--- START OF RECORDS PROVIDED ---

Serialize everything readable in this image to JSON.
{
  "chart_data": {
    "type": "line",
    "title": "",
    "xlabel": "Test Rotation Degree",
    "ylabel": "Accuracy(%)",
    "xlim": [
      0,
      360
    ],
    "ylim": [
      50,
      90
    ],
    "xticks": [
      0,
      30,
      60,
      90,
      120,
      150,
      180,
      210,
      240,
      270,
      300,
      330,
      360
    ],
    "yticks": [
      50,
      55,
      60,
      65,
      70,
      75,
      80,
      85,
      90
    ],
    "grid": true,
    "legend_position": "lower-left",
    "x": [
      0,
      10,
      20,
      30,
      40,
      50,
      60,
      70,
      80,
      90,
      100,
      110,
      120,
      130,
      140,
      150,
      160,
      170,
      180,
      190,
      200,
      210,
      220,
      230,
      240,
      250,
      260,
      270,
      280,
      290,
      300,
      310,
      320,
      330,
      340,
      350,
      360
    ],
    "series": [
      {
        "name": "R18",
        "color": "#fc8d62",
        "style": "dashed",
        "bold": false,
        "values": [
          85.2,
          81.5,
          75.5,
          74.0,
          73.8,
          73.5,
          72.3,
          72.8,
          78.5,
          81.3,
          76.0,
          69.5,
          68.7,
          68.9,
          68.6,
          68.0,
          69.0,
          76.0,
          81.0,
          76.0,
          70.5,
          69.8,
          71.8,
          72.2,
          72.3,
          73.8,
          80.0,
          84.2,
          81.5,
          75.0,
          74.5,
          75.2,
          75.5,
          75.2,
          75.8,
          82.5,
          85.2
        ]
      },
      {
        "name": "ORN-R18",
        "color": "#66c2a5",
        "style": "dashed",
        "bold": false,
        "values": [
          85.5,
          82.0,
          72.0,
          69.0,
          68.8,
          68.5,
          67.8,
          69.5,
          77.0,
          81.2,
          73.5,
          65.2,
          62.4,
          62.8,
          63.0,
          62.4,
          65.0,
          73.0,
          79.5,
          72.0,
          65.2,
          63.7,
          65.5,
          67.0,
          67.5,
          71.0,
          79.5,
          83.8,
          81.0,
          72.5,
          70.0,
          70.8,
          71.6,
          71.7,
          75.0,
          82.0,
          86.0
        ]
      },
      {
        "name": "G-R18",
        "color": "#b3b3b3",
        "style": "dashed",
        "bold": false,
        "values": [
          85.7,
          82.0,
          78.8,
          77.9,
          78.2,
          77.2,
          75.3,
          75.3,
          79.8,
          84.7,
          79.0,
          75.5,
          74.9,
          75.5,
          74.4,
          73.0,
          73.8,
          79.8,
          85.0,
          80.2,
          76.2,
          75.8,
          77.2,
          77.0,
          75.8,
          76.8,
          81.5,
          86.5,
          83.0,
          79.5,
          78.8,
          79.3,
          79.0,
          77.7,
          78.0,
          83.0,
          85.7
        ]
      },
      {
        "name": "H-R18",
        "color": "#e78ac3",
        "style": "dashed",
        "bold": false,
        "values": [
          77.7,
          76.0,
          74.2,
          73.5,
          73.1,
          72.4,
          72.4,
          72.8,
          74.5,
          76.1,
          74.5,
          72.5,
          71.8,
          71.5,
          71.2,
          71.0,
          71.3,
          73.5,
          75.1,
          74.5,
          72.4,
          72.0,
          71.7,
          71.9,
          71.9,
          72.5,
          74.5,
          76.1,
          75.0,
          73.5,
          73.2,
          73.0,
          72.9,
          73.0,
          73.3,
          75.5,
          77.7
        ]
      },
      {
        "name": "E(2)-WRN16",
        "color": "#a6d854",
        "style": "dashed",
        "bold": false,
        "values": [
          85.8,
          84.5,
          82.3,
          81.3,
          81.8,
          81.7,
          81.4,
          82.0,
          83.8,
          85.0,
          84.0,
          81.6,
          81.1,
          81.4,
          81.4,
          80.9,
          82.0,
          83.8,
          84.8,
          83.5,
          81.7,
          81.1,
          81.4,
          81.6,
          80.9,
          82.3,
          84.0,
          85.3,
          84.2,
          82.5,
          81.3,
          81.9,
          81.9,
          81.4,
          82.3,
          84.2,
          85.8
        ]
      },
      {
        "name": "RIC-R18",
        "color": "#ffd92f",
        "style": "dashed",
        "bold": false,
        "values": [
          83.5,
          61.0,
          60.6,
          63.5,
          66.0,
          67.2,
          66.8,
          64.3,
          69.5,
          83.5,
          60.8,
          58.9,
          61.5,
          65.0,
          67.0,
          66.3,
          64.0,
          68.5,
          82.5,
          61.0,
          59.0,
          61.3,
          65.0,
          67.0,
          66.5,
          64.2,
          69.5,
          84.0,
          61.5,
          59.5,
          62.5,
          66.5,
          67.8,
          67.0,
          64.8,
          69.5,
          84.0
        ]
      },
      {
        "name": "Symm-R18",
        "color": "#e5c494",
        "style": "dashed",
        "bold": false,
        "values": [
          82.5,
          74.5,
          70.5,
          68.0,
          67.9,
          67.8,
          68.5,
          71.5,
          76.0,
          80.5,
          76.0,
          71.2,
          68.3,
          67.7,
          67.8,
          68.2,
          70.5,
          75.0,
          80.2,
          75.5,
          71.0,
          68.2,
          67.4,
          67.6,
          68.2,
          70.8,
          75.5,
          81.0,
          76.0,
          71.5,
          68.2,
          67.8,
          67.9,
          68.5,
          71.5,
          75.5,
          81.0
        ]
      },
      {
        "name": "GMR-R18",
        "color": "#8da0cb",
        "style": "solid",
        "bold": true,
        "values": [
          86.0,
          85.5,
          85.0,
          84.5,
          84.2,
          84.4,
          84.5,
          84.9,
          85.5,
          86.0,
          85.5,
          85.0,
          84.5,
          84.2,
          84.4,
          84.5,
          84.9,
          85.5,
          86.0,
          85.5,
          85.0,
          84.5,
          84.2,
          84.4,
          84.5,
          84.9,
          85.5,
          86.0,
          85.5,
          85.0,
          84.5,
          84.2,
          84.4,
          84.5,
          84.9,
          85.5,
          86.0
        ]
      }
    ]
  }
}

--- END OF RECORDS PROVIDED ---

→ **TASK REQUIREMENTS**
Write the whole listing out again. Keep every line exactly as it is.

→ **RESULT FOR THIS TASK**
Serialize everything readable in this image to JSON.
{
  "chart_data": {
    "type": "line",
    "title": "",
    "xlabel": "Test Rotation Degree",
    "ylabel": "Accuracy(%)",
    "xlim": [
      0,
      360
    ],
    "ylim": [
      50,
      90
    ],
    "xticks": [
      0,
      30,
      60,
      90,
      120,
      150,
      180,
      210,
      240,
      270,
      300,
      330,
      360
    ],
    "yticks": [
      50,
      55,
      60,
      65,
      70,
      75,
      80,
      85,
      90
    ],
    "grid": true,
    "legend_position": "lower-left",
    "x": [
      0,
      10,
      20,
      30,
      40,
      50,
      60,
      70,
      80,
      90,
      100,
      110,
      120,
      130,
      140,
      150,
      160,
      170,
      180,
      190,
      200,
      210,
      220,
      230,
      240,
      250,
      260,
      270,
      280,
      290,
      300,
      310,
      320,
      330,
      340,
      350,
      360
    ],
    "series": [
      {
        "name": "R18",
        "color": "#fc8d62",
        "style": "dashed",
        "bold": false,
        "values": [
          85.2,
          81.5,
          75.5,
          74.0,
          73.8,
          73.5,
          72.3,
          72.8,
          78.5,
          81.3,
          76.0,
          69.5,
          68.7,
          68.9,
          68.6,
          68.0,
          69.0,
          76.0,
          81.0,
          76.0,
          70.5,
          69.8,
          71.8,
          72.2,
          72.3,
          73.8,
          80.0,
          84.2,
          81.5,
          75.0,
          74.5,
          75.2,
          75.5,
          75.2,
          75.8,
          82.5,
          85.2
        ]
      },
      {
        "name": "ORN-R18",
        "color": "#66c2a5",
        "style": "dashed",
        "bold": false,
        "values": [
          85.5,
          82.0,
          72.0,
          69.0,
          68.8,
          68.5,
          67.8,
          69.5,
          77.0,
          81.2,
          73.5,
          65.2,
          62.4,
          62.8,
          63.0,
          62.4,
          65.0,
          73.0,
          79.5,
          72.0,
          65.2,
          63.7,
          65.5,
          67.0,
          67.5,
          71.0,
          79.5,
          83.8,
          81.0,
          72.5,
          70.0,
          70.8,
          71.6,
          71.7,
          75.0,
          82.0,
          86.0
        ]
      },
      {
        "name": "G-R18",
        "color": "#b3b3b3",
        "style": "dashed",
        "bold": false,
        "values": [
          85.7,
          82.0,
          78.8,
          77.9,
          78.2,
          77.2,
          75.3,
          75.3,
          79.8,
          84.7,
          79.0,
          75.5,
          74.9,
          75.5,
          74.4,
          73.0,
          73.8,
          79.8,
          85.0,
          80.2,
          76.2,
          75.8,
          77.2,
          77.0,
          75.8,
          76.8,
          81.5,
          86.5,
          83.0,
          79.5,
          78.8,
          79.3,
          79.0,
          77.7,
          78.0,
          83.0,
          85.7
        ]
      },
      {
        "name": "H-R18",
        "color": "#e78ac3",
        "style": "dashed",
        "bold": false,
        "values": [
          77.7,
          76.0,
          74.2,
          73.5,
          73.1,
          72.4,
          72.4,
          72.8,
          74.5,
          76.1,
          74.5,
          72.5,
          71.8,
          71.5,
          71.2,
          71.0,
          71.3,
          73.5,
          75.1,
          74.5,
          72.4,
          72.0,
          71.7,
          71.9,
          71.9,
          72.5,
          74.5,
          76.1,
          75.0,
          73.5,
          73.2,
          73.0,
          72.9,
          73.0,
          73.3,
          75.5,
          77.7
        ]
      },
      {
        "name": "E(2)-WRN16",
        "color": "#a6d854",
        "style": "dashed",
        "bold": false,
        "values": [
          85.8,
          84.5,
          82.3,
          81.3,
          81.8,
          81.7,
          81.4,
          82.0,
          83.8,
          85.0,
          84.0,
          81.6,
          81.1,
          81.4,
          81.4,
          80.9,
          82.0,
          83.8,
          84.8,
          83.5,
          81.7,
          81.1,
          81.4,
          81.6,
          80.9,
          82.3,
          84.0,
          85.3,
          84.2,
          82.5,
          81.3,
          81.9,
          81.9,
          81.4,
          82.3,
          84.2,
          85.8
        ]
      },
      {
        "name": "RIC-R18",
        "color": "#ffd92f",
        "style": "dashed",
        "bold": false,
        "values": [
          83.5,
          61.0,
          60.6,
          63.5,
          66.0,
          67.2,
          66.8,
          64.3,
          69.5,
          83.5,
          60.8,
          58.9,
          61.5,
          65.0,
          67.0,
          66.3,
          64.0,
          68.5,
          82.5,
          61.0,
          59.0,
          61.3,
          65.0,
          67.0,
          66.5,
          64.2,
          69.5,
          84.0,
          61.5,
          59.5,
          62.5,
          66.5,
          67.8,
          67.0,
          64.8,
          69.5,
          84.0
        ]
      },
      {
        "name": "Symm-R18",
        "color": "#e5c494",
        "style": "dashed",
        "bold": false,
        "values": [
          82.5,
          74.5,
          70.5,
          68.0,
          67.9,
          67.8,
          68.5,
          71.5,
          76.0,
          80.5,
          76.0,
          71.2,
          68.3,
          67.7,
          67.8,
          68.2,
          70.5,
          75.0,
          80.2,
          75.5,
          71.0,
          68.2,
          67.4,
          67.6,
          68.2,
          70.8,
          75.5,
          81.0,
          76.0,
          71.5,
          68.2,
          67.8,
          67.9,
          68.5,
          71.5,
          75.5,
          81.0
        ]
      },
      {
        "name": "GMR-R18",
        "color": "#8da0cb",
        "style": "solid",
        "bold": true,
        "values": [
          86.0,
          85.5,
          85.0,
          84.5,
          84.2,
          84.4,
          84.5,
          84.9,
          85.5,
          86.0,
          85.5,
          85.0,
          84.5,
          84.2,
          84.4,
          84.5,
          84.9,
          85.5,
          86.0,
          85.5,
          85.0,
          84.5,
          84.2,
          84.4,
          84.5,
          84.9,
          85.5,
          86.0,
          85.5,
          85.0,
          84.5,
          84.2,
          84.4,
          84.5,
          84.9,
          85.5,
          86.0
        ]
      }
    ]
  }
}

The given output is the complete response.